#### DATA SECTION

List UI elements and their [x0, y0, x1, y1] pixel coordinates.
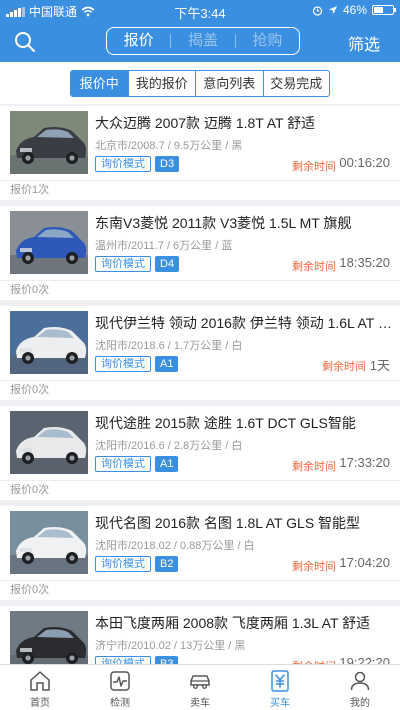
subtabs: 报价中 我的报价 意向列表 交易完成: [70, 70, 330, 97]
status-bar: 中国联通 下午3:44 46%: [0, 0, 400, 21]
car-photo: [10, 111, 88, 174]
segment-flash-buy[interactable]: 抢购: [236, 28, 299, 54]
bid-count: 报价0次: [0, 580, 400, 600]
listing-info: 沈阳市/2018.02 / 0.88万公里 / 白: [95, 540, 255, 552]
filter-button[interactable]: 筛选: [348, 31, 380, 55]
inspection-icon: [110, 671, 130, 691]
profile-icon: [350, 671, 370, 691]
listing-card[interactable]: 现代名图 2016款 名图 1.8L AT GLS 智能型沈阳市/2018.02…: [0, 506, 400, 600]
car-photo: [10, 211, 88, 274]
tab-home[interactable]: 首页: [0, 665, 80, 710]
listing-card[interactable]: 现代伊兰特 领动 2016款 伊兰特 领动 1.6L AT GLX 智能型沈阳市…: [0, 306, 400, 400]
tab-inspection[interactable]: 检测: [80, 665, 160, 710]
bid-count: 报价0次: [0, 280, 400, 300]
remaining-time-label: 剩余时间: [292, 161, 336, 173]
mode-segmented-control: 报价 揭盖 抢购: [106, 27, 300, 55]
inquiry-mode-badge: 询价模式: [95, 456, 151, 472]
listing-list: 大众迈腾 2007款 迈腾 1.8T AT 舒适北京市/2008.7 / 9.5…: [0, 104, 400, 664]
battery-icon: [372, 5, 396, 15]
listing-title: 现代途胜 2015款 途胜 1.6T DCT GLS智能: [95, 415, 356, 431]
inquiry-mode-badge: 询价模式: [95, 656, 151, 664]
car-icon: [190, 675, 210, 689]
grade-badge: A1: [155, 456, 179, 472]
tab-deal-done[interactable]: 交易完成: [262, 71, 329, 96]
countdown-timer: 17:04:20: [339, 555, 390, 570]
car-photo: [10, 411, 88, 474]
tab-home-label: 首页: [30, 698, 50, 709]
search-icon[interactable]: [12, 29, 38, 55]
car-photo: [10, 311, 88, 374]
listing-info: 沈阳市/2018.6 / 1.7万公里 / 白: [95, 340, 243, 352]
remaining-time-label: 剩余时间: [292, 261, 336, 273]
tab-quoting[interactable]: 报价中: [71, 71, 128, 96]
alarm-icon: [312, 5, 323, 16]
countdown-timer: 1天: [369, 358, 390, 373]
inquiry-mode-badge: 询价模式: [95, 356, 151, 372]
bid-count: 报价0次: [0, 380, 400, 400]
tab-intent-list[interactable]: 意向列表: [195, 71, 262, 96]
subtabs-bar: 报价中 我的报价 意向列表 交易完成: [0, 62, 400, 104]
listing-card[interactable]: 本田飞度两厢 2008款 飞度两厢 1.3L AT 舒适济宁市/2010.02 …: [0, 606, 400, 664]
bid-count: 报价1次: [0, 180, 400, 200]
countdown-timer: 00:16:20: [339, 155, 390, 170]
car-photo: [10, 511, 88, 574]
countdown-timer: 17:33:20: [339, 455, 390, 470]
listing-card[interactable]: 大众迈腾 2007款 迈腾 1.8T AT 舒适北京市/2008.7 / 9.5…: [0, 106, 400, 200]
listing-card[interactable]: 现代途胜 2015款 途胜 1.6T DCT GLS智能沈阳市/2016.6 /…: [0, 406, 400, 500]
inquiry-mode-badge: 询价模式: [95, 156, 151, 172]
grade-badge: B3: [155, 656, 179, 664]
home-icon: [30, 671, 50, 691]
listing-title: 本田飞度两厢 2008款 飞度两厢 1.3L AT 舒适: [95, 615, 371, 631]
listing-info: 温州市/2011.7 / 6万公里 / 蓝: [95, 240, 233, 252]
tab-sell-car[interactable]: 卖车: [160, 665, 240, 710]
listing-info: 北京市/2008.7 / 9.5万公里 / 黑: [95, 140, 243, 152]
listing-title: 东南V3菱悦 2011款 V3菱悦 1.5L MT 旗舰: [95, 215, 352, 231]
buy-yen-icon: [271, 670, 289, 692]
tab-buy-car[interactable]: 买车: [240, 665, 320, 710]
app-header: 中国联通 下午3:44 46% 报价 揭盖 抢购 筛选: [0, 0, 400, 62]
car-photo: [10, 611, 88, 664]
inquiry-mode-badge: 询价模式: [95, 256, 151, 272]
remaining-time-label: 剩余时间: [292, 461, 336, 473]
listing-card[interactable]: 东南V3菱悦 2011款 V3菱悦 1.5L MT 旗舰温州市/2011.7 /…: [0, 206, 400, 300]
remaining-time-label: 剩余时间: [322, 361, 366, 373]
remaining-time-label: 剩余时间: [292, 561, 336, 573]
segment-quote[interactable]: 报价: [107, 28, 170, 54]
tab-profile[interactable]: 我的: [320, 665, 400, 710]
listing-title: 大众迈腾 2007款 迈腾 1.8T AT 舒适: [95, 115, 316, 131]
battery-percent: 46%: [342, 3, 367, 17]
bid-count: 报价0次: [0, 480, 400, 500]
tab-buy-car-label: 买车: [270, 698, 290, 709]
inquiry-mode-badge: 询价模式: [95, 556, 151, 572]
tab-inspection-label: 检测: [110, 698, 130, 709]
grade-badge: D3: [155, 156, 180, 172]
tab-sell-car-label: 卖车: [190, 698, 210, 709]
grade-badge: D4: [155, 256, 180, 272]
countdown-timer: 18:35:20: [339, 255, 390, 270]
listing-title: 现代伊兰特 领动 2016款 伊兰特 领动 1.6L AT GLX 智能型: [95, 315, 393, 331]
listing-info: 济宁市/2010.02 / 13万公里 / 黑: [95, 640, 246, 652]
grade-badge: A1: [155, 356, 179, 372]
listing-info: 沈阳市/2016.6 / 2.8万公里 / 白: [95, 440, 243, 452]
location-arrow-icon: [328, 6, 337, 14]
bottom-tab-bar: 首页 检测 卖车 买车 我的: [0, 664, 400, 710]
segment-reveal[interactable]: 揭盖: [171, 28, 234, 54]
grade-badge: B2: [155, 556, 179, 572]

########

▶ [SHORT EXERCISE]: Find each line above that contains the string "grade", paying attention to upper and lower case, and copy each of those lines in full.

▶ [COMPLETED TASK]:
grade-badge: A1: [155, 456, 179, 472]
grade-badge: B3: [155, 656, 179, 664]
grade-badge: D3: [155, 156, 180, 172]
grade-badge: D4: [155, 256, 180, 272]
grade-badge: A1: [155, 356, 179, 372]
grade-badge: B2: [155, 556, 179, 572]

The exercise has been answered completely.